## Objective
Reproduce exactly the lines from the line containing "What's the underlying" through the end of the records below, including both ends, and nothing else.

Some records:
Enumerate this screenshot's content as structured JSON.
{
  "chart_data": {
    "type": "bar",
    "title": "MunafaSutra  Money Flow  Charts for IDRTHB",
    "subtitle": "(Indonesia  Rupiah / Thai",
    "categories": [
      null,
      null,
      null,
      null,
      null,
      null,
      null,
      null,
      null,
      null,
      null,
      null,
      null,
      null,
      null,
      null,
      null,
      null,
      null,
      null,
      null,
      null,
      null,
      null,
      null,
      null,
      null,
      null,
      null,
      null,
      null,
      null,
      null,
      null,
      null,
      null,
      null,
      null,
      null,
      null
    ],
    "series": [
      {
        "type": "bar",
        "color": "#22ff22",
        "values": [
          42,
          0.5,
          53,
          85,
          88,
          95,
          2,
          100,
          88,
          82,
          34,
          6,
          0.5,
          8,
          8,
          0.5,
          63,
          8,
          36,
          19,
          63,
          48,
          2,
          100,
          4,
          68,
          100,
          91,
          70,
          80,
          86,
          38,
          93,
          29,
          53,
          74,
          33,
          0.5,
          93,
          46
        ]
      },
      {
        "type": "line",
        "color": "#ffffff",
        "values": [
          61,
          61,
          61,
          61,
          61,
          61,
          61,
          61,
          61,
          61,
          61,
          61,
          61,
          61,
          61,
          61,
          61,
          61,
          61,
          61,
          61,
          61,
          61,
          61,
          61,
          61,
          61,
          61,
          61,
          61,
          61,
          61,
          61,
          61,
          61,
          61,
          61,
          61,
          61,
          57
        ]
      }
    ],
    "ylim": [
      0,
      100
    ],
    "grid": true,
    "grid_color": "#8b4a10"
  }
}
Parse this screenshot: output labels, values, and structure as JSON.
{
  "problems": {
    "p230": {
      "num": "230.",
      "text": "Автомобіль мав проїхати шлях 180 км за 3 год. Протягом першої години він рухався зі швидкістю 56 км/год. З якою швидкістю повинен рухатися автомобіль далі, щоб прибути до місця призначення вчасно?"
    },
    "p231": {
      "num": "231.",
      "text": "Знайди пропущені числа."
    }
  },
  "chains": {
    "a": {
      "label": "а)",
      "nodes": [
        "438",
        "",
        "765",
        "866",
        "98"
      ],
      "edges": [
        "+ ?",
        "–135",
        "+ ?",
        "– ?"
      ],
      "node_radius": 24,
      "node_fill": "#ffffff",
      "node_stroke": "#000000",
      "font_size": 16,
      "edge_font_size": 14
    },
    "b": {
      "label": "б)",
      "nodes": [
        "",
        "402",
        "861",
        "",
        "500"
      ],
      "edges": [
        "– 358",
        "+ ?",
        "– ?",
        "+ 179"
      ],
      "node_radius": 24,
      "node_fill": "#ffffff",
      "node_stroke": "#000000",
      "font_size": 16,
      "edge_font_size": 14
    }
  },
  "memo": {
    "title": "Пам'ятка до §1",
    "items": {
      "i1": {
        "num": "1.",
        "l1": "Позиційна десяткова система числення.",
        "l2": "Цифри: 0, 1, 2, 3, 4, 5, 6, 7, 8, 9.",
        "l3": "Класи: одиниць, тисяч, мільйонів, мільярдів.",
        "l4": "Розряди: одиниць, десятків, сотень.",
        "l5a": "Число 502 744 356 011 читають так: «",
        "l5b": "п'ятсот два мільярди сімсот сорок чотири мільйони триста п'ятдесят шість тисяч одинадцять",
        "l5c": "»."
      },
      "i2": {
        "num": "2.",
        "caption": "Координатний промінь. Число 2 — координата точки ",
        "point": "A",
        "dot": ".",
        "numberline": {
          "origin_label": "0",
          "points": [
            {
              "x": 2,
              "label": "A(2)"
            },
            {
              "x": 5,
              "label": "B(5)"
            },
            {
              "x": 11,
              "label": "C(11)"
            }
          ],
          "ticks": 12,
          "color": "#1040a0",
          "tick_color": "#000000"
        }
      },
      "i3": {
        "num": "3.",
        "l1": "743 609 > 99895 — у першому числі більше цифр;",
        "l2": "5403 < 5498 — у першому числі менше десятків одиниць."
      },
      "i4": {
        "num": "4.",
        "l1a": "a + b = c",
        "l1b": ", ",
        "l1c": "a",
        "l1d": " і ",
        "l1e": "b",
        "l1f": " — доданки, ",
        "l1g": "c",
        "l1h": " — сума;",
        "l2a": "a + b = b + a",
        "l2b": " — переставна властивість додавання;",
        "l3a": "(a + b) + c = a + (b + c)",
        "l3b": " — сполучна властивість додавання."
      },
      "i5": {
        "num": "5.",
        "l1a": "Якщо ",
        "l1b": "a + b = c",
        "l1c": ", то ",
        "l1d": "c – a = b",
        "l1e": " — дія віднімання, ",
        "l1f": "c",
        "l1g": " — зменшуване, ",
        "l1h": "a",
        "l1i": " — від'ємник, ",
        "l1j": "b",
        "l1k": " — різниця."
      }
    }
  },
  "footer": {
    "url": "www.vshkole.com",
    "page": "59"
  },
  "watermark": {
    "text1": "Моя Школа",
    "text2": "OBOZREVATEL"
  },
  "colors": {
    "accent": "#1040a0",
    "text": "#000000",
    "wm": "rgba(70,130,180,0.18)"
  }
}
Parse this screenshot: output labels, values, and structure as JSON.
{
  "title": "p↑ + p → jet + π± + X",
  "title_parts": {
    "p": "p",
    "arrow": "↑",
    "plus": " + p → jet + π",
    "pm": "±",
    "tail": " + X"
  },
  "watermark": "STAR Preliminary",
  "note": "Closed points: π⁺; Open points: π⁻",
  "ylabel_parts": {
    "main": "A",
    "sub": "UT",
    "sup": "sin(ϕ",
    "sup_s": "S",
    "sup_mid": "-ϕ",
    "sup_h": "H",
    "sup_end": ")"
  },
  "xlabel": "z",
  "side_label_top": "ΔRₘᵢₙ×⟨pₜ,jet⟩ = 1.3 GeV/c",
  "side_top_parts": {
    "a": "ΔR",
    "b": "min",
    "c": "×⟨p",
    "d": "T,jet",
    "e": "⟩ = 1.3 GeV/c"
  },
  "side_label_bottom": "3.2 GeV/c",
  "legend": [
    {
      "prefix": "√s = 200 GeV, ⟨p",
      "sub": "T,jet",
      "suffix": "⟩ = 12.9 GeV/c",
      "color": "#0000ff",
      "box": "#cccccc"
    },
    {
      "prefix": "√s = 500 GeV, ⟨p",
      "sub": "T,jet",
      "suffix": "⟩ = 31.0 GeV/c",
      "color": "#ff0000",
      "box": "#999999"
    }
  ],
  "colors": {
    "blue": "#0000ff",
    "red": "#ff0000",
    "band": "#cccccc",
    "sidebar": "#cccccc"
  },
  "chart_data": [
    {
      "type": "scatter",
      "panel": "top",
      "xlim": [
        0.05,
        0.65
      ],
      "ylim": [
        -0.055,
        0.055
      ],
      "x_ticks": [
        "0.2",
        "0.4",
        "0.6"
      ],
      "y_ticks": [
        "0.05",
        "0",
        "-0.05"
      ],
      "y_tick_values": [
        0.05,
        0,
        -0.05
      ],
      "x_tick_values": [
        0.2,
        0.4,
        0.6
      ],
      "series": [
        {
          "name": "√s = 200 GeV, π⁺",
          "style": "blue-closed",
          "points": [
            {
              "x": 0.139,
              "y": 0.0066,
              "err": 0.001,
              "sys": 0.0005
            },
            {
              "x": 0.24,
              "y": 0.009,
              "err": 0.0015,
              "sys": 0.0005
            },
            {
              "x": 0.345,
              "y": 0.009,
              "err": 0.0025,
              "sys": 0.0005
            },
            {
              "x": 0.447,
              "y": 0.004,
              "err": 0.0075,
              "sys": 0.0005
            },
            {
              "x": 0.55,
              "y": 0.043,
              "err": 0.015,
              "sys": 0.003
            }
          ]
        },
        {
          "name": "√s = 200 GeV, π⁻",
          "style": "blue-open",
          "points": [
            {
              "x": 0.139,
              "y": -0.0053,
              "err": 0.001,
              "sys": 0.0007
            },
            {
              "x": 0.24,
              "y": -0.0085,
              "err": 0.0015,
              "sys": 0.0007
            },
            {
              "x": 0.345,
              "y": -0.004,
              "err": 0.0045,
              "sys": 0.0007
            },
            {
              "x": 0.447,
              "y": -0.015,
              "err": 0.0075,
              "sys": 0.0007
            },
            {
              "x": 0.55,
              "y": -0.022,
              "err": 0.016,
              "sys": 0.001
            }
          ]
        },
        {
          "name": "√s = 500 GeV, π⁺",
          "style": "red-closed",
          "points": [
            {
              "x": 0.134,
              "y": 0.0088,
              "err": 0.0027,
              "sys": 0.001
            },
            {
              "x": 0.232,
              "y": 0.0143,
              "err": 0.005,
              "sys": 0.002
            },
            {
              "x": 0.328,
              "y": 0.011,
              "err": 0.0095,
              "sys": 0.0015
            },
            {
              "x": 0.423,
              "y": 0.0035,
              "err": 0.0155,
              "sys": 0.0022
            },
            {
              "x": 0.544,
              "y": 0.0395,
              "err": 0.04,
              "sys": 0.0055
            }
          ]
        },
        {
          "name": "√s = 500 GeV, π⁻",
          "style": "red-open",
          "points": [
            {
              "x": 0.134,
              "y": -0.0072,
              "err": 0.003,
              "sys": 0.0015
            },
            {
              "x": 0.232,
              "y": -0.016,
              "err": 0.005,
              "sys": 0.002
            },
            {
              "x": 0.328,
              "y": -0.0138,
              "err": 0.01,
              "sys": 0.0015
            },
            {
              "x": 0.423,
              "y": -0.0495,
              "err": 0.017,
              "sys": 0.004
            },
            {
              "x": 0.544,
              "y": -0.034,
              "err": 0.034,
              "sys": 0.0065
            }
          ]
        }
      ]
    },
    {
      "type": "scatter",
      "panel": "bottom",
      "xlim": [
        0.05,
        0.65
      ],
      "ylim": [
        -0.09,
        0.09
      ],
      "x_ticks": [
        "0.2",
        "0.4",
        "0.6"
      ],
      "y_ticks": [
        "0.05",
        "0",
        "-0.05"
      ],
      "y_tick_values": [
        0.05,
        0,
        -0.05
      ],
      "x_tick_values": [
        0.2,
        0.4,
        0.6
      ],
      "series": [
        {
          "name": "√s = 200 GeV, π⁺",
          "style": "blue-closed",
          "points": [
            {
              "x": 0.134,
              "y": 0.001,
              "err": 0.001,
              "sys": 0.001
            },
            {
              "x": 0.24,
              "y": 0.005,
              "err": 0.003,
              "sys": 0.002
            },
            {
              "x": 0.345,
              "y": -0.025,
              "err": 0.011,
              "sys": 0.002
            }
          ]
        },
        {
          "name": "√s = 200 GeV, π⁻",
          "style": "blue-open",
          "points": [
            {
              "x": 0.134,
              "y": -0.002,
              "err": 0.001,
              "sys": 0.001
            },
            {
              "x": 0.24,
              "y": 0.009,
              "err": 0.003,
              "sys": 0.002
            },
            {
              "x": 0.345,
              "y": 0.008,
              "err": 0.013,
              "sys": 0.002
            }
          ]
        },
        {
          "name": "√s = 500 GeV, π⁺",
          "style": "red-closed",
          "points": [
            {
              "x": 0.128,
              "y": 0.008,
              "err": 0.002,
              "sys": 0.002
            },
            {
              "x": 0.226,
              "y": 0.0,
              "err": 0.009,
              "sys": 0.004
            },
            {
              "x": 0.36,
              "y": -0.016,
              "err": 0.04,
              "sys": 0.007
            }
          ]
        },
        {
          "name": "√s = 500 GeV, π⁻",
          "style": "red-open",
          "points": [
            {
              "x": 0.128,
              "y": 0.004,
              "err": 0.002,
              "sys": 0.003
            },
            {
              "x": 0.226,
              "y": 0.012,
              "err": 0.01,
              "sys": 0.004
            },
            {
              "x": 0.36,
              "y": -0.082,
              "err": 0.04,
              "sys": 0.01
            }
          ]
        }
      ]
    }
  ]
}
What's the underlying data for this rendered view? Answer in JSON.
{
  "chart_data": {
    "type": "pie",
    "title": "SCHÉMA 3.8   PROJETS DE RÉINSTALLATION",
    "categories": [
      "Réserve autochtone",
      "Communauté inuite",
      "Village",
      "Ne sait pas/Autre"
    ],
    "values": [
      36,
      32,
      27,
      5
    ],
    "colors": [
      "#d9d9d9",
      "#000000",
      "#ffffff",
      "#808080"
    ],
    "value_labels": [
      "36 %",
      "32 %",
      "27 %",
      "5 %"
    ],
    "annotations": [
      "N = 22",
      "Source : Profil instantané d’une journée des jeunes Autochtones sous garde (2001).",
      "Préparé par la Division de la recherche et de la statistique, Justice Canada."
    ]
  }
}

## Full output
What's the underlying data for this rendered view? Answer in JSON.
{
  "chart_data": {
    "type": "pie",
    "title": "SCHÉMA 3.8   PROJETS DE RÉINSTALLATION",
    "categories": [
      "Réserve autochtone",
      "Communauté inuite",
      "Village",
      "Ne sait pas/Autre"
    ],
    "values": [
      36,
      32,
      27,
      5
    ],
    "colors": [
      "#d9d9d9",
      "#000000",
      "#ffffff",
      "#808080"
    ],
    "value_labels": [
      "36 %",
      "32 %",
      "27 %",
      "5 %"
    ],
    "annotations": [
      "N = 22",
      "Source : Profil instantané d’une journée des jeunes Autochtones sous garde (2001).",
      "Préparé par la Division de la recherche et de la statistique, Justice Canada."
    ]
  }
}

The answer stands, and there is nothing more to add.